# THE PROBLEM
Select from the data all lines with the word "Hierarchy".

# SUPPLIED INFORMATION
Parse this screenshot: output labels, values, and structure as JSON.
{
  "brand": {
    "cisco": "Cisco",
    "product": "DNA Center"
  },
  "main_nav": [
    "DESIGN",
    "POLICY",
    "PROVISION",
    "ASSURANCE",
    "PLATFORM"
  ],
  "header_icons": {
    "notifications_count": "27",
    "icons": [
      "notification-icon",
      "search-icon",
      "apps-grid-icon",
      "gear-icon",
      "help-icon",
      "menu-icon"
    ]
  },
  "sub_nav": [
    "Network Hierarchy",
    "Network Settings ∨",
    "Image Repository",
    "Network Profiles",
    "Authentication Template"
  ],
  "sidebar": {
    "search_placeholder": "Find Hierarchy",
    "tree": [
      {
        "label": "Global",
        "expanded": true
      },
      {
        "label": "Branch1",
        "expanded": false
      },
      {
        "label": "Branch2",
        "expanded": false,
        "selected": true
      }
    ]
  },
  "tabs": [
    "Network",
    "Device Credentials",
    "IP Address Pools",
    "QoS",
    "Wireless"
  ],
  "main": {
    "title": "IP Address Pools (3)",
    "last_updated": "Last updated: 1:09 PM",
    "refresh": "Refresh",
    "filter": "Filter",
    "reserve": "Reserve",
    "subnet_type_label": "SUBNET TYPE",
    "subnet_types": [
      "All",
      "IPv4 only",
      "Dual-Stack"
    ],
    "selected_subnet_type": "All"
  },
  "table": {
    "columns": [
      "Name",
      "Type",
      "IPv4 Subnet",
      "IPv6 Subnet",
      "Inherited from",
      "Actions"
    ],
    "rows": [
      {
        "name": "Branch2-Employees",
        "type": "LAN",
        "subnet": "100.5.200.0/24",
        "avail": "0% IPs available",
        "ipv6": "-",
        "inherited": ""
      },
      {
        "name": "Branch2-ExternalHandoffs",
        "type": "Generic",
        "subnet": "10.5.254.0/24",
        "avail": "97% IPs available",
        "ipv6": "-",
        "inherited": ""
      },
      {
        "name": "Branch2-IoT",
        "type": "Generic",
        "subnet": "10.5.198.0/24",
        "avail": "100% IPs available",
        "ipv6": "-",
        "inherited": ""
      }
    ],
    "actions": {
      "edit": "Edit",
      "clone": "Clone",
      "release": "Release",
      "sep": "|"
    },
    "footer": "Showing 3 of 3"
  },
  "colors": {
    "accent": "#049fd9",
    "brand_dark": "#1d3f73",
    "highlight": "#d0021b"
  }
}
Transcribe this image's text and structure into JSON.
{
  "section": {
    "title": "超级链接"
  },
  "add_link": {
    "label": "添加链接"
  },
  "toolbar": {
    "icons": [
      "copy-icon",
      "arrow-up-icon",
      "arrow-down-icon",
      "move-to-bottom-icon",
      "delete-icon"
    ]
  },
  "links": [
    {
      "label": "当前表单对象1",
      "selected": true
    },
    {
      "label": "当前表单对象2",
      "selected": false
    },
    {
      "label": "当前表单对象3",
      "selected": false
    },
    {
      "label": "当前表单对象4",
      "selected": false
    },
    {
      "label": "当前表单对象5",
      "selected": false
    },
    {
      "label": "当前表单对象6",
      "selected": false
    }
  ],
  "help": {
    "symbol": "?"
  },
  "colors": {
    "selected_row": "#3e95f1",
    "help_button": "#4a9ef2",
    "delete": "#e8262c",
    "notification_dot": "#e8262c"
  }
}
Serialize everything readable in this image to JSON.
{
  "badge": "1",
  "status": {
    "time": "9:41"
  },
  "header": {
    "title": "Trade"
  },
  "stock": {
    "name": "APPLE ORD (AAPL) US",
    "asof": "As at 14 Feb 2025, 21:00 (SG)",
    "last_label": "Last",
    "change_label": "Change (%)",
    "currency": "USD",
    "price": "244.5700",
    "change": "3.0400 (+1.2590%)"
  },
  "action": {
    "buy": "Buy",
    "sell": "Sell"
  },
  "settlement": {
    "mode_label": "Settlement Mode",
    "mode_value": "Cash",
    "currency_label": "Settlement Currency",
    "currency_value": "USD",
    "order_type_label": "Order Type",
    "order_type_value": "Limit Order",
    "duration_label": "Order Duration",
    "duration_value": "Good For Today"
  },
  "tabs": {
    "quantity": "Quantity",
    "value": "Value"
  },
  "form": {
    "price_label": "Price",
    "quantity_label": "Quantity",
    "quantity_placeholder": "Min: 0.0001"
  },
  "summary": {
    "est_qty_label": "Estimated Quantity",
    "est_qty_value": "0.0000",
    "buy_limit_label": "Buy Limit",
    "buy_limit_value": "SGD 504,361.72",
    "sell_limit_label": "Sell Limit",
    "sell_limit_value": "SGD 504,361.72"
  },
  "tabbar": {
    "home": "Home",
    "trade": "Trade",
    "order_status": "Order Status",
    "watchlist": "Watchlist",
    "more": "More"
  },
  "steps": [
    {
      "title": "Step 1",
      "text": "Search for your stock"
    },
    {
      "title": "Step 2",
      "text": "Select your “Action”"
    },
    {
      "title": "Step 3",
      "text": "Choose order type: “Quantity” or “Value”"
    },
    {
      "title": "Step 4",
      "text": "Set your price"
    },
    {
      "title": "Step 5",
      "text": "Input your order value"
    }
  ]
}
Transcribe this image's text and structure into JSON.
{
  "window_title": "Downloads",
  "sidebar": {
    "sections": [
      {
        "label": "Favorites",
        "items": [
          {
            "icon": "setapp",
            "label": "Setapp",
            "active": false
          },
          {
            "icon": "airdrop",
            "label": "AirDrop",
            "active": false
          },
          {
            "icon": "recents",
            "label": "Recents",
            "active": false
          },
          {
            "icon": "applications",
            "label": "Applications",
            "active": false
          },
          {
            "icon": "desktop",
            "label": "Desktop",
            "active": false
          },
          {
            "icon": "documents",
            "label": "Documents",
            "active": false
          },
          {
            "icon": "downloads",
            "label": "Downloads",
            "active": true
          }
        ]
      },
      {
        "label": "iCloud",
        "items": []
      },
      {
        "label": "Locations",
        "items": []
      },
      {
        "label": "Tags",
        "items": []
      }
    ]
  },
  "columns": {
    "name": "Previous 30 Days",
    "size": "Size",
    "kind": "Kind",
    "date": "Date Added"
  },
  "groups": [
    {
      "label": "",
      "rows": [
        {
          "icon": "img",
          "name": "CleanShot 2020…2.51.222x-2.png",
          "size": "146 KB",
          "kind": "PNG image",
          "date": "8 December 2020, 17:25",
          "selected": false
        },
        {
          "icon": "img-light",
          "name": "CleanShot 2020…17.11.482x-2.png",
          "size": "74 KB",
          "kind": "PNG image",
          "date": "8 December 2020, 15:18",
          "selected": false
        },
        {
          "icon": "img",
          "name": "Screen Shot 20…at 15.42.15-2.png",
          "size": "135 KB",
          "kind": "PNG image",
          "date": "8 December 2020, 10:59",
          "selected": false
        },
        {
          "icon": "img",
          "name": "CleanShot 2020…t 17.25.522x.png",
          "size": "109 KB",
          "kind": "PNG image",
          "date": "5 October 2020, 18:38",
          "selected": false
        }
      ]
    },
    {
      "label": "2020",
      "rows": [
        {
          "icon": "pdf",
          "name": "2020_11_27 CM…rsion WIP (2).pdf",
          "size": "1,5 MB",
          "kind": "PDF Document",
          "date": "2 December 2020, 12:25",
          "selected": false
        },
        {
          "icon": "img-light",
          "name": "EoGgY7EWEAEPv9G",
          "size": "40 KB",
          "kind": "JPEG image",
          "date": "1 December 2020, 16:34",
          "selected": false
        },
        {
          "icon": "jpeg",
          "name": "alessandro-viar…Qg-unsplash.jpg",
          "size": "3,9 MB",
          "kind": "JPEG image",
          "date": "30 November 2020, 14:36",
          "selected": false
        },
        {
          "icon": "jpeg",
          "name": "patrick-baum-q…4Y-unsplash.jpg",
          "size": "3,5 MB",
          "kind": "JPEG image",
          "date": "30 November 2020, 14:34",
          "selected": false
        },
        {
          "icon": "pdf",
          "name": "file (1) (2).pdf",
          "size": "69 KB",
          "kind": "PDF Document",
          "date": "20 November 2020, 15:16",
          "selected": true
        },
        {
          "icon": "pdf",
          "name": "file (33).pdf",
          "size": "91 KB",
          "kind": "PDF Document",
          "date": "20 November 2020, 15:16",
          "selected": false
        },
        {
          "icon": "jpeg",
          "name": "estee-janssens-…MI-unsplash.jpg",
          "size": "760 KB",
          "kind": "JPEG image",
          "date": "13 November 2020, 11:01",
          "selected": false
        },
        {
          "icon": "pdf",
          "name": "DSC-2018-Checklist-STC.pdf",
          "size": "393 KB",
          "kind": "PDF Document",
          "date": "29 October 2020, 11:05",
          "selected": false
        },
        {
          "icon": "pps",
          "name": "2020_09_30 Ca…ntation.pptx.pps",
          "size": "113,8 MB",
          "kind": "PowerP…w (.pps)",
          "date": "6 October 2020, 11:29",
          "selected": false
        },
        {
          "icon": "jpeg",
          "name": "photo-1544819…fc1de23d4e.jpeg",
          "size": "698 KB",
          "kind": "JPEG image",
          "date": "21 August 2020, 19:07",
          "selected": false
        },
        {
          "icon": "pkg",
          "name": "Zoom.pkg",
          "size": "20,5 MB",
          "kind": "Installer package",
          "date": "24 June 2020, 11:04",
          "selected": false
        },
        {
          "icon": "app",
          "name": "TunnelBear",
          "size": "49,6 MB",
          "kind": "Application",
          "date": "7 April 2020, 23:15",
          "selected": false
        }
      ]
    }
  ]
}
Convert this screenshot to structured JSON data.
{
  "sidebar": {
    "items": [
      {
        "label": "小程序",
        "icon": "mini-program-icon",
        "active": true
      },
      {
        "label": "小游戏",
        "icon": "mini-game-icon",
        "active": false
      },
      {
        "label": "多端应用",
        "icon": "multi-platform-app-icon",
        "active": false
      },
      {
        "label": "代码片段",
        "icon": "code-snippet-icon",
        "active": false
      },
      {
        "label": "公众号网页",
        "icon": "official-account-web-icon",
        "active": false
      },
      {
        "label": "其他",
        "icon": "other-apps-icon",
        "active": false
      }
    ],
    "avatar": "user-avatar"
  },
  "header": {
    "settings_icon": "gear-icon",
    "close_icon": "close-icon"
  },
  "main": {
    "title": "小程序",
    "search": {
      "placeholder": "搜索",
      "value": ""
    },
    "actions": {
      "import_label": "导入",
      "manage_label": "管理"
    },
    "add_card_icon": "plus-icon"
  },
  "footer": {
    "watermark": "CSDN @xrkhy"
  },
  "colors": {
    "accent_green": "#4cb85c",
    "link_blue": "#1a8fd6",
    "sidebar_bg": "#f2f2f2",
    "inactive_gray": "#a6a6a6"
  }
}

# EXERCISE RESPONSE
    "Network Hierarchy",
    "search_placeholder": "Find Hierarchy",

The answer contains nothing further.